> What the exercise asks
Locate each line with the string "social" in the listing below and copy it.

> Data rows
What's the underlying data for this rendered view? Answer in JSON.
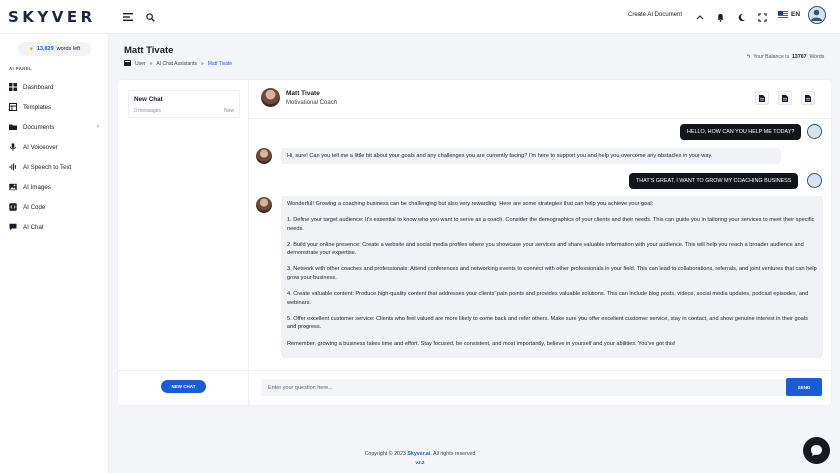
{
  "brand": {
    "logo": "SKYVER"
  },
  "topbar": {
    "create_document": "Create AI Document",
    "language": "EN"
  },
  "sidebar": {
    "words_count": "13,829",
    "words_label": "words left",
    "section_label": "AI PANEL",
    "items": [
      {
        "label": "Dashboard",
        "icon": "dashboard-icon"
      },
      {
        "label": "Templates",
        "icon": "templates-icon"
      },
      {
        "label": "Documents",
        "icon": "folder-icon"
      },
      {
        "label": "AI Voiceover",
        "icon": "microphone-icon"
      },
      {
        "label": "AI Speech to Text",
        "icon": "speech-icon"
      },
      {
        "label": "AI Images",
        "icon": "image-icon"
      },
      {
        "label": "AI Code",
        "icon": "code-icon"
      },
      {
        "label": "AI Chat",
        "icon": "chat-icon"
      }
    ]
  },
  "page": {
    "title": "Matt Tivate",
    "breadcrumb": [
      "User",
      "AI Chat Assistants",
      "Matt Tivate"
    ],
    "balance_label": "Your Balance is",
    "balance_value": "13767",
    "balance_unit": "Words"
  },
  "chat_list": {
    "item": {
      "name": "New Chat",
      "messages": "0 messages",
      "time": "Now"
    },
    "new_chat_label": "NEW CHAT"
  },
  "assistant": {
    "name": "Matt Tivate",
    "role": "Motivational Coach"
  },
  "messages": {
    "user_1": "HELLO, HOW CAN YOU HELP ME TODAY?",
    "bot_1": "Hi, sure! Can you tell me a little bit about your goals and any challenges you are currently facing? I'm here to support you and help you overcome any obstacles in your way.",
    "user_2": "THAT'S GREAT, I WANT TO GROW MY COACHING BUSINESS",
    "bot_2": [
      "Wonderful! Growing a coaching business can be challenging but also very rewarding. Here are some strategies that can help you achieve your goal:",
      "1. Define your target audience: It's essential to know who you want to serve as a coach. Consider the demographics of your clients and their needs. This can guide you in tailoring your services to meet their specific needs.",
      "2. Build your online presence: Create a website and social media profiles where you showcase your services and share valuable information with your audience. This will help you reach a broader audience and demonstrate your expertise.",
      "3. Network with other coaches and professionals: Attend conferences and networking events to connect with other professionals in your field. This can lead to collaborations, referrals, and joint ventures that can help grow your business.",
      "4. Create valuable content: Produce high-quality content that addresses your clients' pain points and provides valuable solutions. This can include blog posts, videos, social media updates, podcast episodes, and webinars.",
      "5. Offer excellent customer service: Clients who feel valued are more likely to come back and refer others. Make sure you offer excellent customer service, stay in contact, and show genuine interest in their goals and progress.",
      "Remember, growing a business takes time and effort. Stay focused, be consistent, and most importantly, believe in yourself and your abilities. You've got this!"
    ]
  },
  "composer": {
    "placeholder": "Enter your question here...",
    "send_label": "SEND"
  },
  "footer": {
    "copyright_prefix": "Copyright © 2023",
    "brand": "Skyver.ai",
    "copyright_suffix": ". All rights reserved",
    "version": "v2.2"
  },
  "colors": {
    "accent": "#1a5cd6",
    "dark": "#12141c",
    "bubble": "#f1f2f6"
  }
}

> Solution for this exercise
      "2. Build your online presence: Create a website and social media profiles where you showcase your services and share valuable information with your audience. This will help you reach a broader audience and demonstrate your expertise.",
      "4. Create valuable content: Produce high-quality content that addresses your clients' pain points and provides valuable solutions. This can include blog posts, videos, social media updates, podcast episodes, and webinars.",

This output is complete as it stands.